[WORK TO COMPLETE]
Reproduce the entries from the very beginning down through the line containing "- waveforms: [67, 81, 1031, 129]", changing every "periodogram-line" to "spectrum-line" and leaving all else as it stands.

[SOURCE DATA]

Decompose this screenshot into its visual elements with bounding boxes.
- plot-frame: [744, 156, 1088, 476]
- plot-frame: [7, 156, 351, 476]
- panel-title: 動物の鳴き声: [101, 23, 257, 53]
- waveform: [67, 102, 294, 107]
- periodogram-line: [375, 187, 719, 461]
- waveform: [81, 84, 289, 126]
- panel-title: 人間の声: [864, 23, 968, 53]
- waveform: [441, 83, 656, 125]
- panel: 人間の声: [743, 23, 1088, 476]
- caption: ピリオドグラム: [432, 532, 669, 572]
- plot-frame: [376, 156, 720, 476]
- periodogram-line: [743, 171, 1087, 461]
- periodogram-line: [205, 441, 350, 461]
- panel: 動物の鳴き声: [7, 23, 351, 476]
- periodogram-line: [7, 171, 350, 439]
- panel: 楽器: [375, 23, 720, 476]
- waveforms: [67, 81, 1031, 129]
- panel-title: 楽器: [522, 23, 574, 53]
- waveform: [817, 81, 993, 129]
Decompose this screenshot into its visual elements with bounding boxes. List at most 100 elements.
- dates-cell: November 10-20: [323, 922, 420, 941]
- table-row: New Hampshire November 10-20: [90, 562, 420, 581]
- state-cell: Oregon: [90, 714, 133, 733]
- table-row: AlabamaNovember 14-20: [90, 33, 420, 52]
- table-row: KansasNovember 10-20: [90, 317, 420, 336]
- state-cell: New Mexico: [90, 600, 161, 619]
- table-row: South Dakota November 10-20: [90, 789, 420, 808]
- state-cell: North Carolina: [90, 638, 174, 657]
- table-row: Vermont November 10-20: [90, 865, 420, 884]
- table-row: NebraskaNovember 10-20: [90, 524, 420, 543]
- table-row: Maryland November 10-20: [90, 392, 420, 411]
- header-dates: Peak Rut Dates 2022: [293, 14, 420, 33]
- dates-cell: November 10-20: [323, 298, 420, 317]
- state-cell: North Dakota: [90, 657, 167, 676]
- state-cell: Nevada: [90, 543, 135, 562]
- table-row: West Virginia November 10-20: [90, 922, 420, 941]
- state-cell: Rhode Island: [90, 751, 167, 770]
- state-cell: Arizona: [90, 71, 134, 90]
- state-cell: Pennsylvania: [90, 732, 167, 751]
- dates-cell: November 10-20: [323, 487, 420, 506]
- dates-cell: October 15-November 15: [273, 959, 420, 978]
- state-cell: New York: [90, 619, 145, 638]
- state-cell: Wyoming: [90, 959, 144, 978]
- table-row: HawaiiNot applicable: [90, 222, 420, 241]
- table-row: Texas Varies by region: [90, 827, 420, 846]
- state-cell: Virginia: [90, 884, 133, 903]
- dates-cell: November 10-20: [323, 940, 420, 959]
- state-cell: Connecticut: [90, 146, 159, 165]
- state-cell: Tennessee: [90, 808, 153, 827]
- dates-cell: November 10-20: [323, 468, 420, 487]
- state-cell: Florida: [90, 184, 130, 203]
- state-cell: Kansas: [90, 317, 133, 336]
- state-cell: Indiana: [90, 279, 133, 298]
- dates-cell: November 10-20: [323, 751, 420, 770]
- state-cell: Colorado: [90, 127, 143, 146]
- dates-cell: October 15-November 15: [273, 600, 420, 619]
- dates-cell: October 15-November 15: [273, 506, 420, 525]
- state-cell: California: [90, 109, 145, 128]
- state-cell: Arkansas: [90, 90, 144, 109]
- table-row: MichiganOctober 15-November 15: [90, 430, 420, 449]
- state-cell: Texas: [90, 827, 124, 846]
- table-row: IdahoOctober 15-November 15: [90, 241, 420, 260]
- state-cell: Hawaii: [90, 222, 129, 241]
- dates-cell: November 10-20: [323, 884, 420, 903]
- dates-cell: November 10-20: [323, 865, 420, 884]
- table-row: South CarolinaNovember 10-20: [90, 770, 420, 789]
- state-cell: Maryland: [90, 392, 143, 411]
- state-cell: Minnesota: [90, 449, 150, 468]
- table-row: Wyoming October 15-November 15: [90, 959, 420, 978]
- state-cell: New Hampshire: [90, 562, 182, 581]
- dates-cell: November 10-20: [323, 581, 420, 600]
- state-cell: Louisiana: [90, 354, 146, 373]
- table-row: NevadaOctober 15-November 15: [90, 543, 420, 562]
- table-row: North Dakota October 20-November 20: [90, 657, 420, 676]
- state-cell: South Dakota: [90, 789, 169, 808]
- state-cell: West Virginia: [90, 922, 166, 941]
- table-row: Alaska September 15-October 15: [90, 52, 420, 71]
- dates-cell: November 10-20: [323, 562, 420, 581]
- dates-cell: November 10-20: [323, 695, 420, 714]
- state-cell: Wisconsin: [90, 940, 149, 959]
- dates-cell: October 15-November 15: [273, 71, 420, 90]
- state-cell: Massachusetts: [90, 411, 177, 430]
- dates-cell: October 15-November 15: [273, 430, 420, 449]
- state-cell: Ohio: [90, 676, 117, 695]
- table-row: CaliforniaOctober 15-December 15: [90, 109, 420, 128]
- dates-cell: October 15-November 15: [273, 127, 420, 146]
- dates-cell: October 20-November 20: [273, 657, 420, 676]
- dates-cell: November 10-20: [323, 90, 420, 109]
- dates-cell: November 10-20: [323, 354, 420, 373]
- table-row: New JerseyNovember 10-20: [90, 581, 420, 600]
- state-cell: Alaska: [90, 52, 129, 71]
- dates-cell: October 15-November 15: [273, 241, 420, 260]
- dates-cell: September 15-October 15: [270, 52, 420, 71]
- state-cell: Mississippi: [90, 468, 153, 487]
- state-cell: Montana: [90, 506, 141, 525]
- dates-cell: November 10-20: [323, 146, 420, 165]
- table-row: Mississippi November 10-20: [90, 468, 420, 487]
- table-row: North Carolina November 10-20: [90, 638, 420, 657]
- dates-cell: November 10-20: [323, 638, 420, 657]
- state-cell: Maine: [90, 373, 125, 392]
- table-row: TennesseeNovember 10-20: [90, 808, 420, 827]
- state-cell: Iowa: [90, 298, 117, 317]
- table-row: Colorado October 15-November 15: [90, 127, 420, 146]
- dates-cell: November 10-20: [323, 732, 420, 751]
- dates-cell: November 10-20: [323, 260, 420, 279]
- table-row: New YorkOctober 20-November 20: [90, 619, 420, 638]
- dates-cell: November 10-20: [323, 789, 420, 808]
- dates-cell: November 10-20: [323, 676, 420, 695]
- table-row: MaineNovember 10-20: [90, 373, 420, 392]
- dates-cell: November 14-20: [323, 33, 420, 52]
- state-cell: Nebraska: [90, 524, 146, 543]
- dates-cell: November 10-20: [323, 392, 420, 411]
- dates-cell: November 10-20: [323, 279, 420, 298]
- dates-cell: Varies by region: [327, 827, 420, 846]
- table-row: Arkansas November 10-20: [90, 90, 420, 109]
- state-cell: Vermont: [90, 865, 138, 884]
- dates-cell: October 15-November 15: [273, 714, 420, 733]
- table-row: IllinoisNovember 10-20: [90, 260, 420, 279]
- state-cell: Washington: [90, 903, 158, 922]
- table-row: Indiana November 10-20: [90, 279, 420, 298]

[TASK OUTPUT]
Decompose this screenshot into its visual elements with bounding boxes.
- plot-frame: [744, 156, 1088, 476]
- plot-frame: [7, 156, 351, 476]
- panel-title: 動物の鳴き声: [101, 23, 257, 53]
- waveform: [67, 102, 294, 107]
- spectrum-line: [375, 187, 719, 461]
- waveform: [81, 84, 289, 126]
- panel-title: 人間の声: [864, 23, 968, 53]
- waveform: [441, 83, 656, 125]
- panel: 人間の声: [743, 23, 1088, 476]
- caption: ピリオドグラム: [432, 532, 669, 572]
- plot-frame: [376, 156, 720, 476]
- spectrum-line: [743, 171, 1087, 461]
- spectrum-line: [205, 441, 350, 461]
- panel: 動物の鳴き声: [7, 23, 351, 476]
- spectrum-line: [7, 171, 350, 439]
- panel: 楽器: [375, 23, 720, 476]
- waveforms: [67, 81, 1031, 129]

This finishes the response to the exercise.